(Aim of the exercise) How many lines in the records below hold the string "note"? Answer with the number alone.
## BEGIN
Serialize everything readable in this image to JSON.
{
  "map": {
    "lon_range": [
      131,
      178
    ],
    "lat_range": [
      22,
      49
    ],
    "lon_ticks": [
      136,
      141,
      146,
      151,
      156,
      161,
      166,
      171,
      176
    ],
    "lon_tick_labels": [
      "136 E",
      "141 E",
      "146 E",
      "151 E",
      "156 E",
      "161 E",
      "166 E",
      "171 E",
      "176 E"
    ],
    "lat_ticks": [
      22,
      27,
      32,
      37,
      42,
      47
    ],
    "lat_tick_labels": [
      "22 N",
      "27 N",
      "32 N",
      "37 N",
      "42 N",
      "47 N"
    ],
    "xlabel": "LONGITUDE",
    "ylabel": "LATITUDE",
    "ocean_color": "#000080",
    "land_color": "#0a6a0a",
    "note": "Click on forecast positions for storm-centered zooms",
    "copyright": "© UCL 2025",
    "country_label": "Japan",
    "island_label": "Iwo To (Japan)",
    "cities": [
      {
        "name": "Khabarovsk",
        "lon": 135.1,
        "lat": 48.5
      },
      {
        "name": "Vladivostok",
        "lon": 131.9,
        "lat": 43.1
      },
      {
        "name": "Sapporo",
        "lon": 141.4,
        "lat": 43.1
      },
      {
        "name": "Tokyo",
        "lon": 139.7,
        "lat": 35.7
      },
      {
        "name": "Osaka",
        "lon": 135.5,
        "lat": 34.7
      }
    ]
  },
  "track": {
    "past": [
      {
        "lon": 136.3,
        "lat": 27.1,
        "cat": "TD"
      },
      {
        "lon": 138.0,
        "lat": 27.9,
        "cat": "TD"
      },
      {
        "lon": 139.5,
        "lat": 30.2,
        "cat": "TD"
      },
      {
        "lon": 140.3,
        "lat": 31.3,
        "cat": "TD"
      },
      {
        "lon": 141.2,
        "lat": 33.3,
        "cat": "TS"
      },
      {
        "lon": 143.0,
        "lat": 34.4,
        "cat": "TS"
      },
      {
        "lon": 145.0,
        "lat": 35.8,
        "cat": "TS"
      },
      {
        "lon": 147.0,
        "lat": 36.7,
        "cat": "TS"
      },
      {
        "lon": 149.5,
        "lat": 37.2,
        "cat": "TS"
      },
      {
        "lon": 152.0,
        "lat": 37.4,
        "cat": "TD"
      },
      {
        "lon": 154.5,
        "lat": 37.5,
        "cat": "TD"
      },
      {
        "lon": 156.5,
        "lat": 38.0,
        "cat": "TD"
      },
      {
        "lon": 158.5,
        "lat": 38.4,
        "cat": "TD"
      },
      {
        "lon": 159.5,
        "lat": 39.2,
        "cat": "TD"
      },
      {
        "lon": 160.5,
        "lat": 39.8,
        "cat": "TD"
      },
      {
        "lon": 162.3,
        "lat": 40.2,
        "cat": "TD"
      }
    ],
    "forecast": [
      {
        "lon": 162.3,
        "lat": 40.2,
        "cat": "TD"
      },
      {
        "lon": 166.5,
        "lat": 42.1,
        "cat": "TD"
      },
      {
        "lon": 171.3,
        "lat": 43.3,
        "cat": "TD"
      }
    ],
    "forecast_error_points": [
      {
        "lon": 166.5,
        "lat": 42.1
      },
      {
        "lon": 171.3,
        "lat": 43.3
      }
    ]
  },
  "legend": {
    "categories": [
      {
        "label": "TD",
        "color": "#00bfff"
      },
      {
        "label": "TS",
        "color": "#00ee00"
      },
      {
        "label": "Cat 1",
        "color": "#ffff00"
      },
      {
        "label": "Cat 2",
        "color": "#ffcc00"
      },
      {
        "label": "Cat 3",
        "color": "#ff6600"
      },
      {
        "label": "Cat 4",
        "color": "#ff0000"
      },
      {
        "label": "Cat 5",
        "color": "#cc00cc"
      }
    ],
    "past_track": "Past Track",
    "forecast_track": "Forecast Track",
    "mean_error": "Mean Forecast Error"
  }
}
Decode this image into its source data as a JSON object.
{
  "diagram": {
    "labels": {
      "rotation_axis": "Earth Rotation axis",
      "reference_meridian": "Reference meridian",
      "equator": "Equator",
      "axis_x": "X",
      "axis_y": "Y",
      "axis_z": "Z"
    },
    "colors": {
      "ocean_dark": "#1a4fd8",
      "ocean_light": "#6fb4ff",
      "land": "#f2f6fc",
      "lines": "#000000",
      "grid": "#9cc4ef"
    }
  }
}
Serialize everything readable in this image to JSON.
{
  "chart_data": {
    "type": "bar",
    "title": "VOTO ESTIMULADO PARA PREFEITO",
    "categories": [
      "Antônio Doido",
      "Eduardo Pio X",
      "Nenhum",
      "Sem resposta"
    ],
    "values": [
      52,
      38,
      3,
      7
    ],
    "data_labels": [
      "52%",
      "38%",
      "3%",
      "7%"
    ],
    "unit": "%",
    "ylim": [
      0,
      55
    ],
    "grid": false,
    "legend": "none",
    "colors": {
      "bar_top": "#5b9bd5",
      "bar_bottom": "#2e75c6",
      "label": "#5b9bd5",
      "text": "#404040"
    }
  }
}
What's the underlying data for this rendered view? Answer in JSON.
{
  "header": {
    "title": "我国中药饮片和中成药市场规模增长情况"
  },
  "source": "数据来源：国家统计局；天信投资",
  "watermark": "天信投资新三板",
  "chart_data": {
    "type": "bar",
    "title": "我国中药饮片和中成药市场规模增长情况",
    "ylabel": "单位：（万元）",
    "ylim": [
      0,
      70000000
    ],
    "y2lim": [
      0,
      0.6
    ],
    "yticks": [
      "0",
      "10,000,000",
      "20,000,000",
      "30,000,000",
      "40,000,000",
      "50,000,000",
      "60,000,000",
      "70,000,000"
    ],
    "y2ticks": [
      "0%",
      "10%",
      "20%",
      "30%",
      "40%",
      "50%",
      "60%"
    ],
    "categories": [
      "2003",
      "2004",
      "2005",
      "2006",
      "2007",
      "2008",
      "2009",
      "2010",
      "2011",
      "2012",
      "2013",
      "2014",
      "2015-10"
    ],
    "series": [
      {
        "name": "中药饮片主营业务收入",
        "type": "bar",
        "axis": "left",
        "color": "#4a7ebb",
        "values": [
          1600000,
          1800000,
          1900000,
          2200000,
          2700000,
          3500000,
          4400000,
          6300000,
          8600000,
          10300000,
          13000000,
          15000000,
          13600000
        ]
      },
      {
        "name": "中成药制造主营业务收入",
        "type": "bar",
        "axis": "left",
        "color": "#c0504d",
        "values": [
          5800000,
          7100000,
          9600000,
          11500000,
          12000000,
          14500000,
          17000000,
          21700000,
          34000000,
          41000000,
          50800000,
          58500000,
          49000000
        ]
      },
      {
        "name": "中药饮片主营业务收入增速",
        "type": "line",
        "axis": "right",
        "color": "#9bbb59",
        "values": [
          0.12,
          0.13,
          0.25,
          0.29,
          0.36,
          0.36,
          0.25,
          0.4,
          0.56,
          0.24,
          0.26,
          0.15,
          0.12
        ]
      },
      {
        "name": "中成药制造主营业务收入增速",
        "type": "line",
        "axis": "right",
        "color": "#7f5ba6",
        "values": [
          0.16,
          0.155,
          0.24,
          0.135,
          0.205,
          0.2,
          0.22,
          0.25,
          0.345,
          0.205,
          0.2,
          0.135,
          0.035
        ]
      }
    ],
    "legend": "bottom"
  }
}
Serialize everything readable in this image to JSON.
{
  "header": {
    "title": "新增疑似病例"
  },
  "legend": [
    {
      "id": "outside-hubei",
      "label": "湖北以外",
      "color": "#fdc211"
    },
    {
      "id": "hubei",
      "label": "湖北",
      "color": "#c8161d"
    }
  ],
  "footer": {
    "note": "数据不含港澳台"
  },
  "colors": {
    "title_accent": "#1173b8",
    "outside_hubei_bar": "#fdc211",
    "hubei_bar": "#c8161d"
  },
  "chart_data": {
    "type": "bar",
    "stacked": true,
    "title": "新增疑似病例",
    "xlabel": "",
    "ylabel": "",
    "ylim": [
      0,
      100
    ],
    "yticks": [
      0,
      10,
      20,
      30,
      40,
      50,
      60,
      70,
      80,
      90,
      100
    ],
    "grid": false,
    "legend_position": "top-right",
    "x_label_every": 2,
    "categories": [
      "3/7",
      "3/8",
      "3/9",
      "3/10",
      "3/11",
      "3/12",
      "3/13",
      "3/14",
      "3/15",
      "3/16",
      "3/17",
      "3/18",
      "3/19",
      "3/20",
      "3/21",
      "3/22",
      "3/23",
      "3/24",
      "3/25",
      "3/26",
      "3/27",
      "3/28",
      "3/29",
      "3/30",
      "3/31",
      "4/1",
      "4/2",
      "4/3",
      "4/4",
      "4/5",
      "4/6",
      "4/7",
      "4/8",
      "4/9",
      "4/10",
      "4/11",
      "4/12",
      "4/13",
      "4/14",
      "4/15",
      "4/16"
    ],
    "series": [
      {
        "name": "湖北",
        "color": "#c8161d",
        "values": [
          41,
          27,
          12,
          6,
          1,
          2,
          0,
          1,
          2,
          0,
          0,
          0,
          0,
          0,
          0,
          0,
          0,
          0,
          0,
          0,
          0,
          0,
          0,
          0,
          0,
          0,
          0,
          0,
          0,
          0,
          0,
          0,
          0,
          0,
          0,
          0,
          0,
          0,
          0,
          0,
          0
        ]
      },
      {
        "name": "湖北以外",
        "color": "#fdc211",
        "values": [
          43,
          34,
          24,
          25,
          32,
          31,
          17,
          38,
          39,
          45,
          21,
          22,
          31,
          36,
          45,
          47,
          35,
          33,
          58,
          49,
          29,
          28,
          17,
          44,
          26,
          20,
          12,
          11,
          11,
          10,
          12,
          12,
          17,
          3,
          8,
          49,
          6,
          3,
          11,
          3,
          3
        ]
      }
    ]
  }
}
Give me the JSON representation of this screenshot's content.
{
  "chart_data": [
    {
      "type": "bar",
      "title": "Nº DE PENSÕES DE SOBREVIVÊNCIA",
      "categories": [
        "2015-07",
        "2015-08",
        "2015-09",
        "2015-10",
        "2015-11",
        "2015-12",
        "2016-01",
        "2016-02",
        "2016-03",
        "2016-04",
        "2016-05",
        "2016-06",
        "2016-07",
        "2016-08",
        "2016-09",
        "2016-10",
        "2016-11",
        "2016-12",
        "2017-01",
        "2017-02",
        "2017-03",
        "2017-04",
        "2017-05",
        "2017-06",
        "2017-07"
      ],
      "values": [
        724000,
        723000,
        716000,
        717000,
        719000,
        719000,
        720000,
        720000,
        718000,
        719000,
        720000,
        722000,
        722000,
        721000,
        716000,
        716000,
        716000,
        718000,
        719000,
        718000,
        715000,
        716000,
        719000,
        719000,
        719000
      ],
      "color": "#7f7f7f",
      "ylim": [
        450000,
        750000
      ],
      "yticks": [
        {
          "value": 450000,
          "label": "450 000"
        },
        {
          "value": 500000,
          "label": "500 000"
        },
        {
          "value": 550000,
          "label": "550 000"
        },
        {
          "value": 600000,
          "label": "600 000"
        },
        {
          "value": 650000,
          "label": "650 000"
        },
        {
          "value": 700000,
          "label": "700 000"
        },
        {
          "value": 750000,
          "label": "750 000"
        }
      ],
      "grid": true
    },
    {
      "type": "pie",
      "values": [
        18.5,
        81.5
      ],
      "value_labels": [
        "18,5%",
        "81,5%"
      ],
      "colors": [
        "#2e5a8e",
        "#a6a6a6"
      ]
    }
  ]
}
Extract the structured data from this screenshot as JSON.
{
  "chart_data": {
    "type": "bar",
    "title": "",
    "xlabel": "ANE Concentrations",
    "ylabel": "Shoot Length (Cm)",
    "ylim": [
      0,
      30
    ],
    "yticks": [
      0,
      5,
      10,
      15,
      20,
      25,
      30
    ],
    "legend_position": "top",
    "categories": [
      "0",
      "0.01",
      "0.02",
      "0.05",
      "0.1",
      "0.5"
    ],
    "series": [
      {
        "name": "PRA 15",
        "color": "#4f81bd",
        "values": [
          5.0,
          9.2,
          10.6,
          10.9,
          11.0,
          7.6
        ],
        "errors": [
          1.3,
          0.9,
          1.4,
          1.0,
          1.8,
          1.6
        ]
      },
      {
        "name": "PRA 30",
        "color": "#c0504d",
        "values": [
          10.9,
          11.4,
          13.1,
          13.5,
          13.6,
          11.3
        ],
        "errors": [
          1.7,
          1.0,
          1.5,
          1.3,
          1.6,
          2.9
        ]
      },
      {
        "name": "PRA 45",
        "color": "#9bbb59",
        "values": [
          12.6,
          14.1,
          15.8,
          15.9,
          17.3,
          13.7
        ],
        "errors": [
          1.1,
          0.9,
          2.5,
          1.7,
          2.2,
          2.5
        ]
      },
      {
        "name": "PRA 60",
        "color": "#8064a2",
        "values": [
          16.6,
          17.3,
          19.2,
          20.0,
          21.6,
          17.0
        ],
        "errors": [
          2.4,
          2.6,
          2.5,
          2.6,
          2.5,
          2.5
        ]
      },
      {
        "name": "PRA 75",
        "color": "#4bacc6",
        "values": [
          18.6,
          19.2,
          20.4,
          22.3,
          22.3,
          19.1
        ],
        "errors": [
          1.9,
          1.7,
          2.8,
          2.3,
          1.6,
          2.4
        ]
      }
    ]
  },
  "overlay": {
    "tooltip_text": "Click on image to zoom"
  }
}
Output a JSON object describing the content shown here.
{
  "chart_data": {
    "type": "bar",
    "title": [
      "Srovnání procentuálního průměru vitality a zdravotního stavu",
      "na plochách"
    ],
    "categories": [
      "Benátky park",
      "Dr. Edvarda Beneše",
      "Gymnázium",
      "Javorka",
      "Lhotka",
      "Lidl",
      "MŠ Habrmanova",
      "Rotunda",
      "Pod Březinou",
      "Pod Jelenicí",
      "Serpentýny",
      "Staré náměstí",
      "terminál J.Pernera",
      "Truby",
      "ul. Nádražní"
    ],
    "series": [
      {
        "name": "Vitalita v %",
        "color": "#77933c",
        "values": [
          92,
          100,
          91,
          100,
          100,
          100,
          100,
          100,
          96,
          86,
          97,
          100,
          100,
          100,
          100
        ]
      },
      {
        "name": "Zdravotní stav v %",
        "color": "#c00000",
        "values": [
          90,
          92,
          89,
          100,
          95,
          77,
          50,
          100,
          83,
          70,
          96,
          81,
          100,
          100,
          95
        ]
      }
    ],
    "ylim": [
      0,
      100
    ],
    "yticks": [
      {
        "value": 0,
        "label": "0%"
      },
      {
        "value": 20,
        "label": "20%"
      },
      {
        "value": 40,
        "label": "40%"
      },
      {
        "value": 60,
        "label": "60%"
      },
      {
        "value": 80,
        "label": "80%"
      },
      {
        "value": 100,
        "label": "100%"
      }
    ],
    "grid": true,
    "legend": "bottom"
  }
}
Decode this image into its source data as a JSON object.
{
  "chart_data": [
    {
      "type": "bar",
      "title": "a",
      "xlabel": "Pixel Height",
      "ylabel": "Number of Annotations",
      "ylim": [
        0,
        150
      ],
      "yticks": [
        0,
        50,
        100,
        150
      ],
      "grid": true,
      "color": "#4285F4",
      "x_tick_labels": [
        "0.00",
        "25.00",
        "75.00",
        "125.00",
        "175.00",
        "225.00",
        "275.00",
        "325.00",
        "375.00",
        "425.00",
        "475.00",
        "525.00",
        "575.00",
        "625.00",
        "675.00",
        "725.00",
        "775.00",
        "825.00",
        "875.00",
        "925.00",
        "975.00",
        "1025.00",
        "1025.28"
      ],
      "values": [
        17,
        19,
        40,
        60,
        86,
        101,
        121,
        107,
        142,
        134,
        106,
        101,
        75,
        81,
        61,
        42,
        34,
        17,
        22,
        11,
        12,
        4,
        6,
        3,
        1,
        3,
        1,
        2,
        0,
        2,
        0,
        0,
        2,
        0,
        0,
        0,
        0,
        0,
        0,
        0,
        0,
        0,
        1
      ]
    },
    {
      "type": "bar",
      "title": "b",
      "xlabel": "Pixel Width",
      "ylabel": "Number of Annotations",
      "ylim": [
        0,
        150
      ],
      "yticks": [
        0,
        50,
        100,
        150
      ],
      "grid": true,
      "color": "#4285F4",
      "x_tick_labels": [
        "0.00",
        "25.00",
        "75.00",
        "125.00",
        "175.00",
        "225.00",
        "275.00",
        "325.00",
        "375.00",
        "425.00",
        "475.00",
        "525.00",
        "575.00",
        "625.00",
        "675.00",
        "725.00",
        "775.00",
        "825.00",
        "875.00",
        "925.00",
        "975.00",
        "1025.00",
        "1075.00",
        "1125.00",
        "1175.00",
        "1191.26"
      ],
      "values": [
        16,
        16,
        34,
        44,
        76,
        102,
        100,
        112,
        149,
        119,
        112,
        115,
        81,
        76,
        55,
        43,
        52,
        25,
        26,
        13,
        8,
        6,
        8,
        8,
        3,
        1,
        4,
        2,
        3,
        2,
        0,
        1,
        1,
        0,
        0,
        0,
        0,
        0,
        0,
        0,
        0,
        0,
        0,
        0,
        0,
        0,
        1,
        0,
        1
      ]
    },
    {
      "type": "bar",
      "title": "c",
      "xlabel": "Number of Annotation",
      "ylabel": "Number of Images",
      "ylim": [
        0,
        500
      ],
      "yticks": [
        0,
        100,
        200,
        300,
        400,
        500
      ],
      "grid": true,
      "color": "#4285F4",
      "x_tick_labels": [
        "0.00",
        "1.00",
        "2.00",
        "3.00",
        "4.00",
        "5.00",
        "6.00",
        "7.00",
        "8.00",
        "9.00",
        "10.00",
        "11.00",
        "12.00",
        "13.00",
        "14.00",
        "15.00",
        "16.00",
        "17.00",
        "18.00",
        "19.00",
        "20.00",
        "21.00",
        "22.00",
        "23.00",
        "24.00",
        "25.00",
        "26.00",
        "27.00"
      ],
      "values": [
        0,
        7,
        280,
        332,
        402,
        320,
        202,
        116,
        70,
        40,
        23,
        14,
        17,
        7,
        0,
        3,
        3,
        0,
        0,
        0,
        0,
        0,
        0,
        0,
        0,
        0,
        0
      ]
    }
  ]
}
## END
(Solution to the exercise) 2